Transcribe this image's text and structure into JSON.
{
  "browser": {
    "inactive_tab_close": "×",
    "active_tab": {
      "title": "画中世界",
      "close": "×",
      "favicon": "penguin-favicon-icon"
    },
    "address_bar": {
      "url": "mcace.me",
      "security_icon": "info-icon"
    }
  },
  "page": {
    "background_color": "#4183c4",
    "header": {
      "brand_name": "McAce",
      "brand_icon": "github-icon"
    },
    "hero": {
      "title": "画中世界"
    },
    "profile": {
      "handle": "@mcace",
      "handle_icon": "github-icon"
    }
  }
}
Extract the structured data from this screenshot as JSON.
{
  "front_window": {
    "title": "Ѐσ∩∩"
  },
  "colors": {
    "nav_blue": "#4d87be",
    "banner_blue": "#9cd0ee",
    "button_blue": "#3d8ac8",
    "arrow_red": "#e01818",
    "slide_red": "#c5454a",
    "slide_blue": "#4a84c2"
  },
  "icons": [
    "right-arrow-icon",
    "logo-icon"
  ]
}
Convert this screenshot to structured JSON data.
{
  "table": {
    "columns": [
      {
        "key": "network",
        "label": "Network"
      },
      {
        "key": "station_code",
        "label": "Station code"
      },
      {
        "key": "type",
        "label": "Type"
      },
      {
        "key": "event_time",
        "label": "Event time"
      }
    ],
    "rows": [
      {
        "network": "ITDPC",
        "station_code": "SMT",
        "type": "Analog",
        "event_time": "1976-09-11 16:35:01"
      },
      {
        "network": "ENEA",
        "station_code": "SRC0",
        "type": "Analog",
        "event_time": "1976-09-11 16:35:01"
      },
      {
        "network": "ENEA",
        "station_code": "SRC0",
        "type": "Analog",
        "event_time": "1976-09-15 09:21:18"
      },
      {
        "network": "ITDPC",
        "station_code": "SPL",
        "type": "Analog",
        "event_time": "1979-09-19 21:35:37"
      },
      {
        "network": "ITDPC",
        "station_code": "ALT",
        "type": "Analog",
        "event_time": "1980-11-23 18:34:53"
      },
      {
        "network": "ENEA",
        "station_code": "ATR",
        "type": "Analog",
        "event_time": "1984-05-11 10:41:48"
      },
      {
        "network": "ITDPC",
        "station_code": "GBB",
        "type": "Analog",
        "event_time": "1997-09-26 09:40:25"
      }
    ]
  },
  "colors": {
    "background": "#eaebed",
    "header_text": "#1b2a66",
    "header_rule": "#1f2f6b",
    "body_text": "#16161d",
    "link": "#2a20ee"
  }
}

* * * * * * * * *

Written problem> Restate the listing in full, word for word.

Written response>
Transcribe this image's text and structure into JSON.
{
  "browser": {
    "inactive_tab_close": "×",
    "active_tab": {
      "title": "画中世界",
      "close": "×",
      "favicon": "penguin-favicon-icon"
    },
    "address_bar": {
      "url": "mcace.me",
      "security_icon": "info-icon"
    }
  },
  "page": {
    "background_color": "#4183c4",
    "header": {
      "brand_name": "McAce",
      "brand_icon": "github-icon"
    },
    "hero": {
      "title": "画中世界"
    },
    "profile": {
      "handle": "@mcace",
      "handle_icon": "github-icon"
    }
  }
}
Extract the structured data from this screenshot as JSON.
{
  "front_window": {
    "title": "Ѐσ∩∩"
  },
  "colors": {
    "nav_blue": "#4d87be",
    "banner_blue": "#9cd0ee",
    "button_blue": "#3d8ac8",
    "arrow_red": "#e01818",
    "slide_red": "#c5454a",
    "slide_blue": "#4a84c2"
  },
  "icons": [
    "right-arrow-icon",
    "logo-icon"
  ]
}
Convert this screenshot to structured JSON data.
{
  "table": {
    "columns": [
      {
        "key": "network",
        "label": "Network"
      },
      {
        "key": "station_code",
        "label": "Station code"
      },
      {
        "key": "type",
        "label": "Type"
      },
      {
        "key": "event_time",
        "label": "Event time"
      }
    ],
    "rows": [
      {
        "network": "ITDPC",
        "station_code": "SMT",
        "type": "Analog",
        "event_time": "1976-09-11 16:35:01"
      },
      {
        "network": "ENEA",
        "station_code": "SRC0",
        "type": "Analog",
        "event_time": "1976-09-11 16:35:01"
      },
      {
        "network": "ENEA",
        "station_code": "SRC0",
        "type": "Analog",
        "event_time": "1976-09-15 09:21:18"
      },
      {
        "network": "ITDPC",
        "station_code": "SPL",
        "type": "Analog",
        "event_time": "1979-09-19 21:35:37"
      },
      {
        "network": "ITDPC",
        "station_code": "ALT",
        "type": "Analog",
        "event_time": "1980-11-23 18:34:53"
      },
      {
        "network": "ENEA",
        "station_code": "ATR",
        "type": "Analog",
        "event_time": "1984-05-11 10:41:48"
      },
      {
        "network": "ITDPC",
        "station_code": "GBB",
        "type": "Analog",
        "event_time": "1997-09-26 09:40:25"
      }
    ]
  },
  "colors": {
    "background": "#eaebed",
    "header_text": "#1b2a66",
    "header_rule": "#1f2f6b",
    "body_text": "#16161d",
    "link": "#2a20ee"
  }
}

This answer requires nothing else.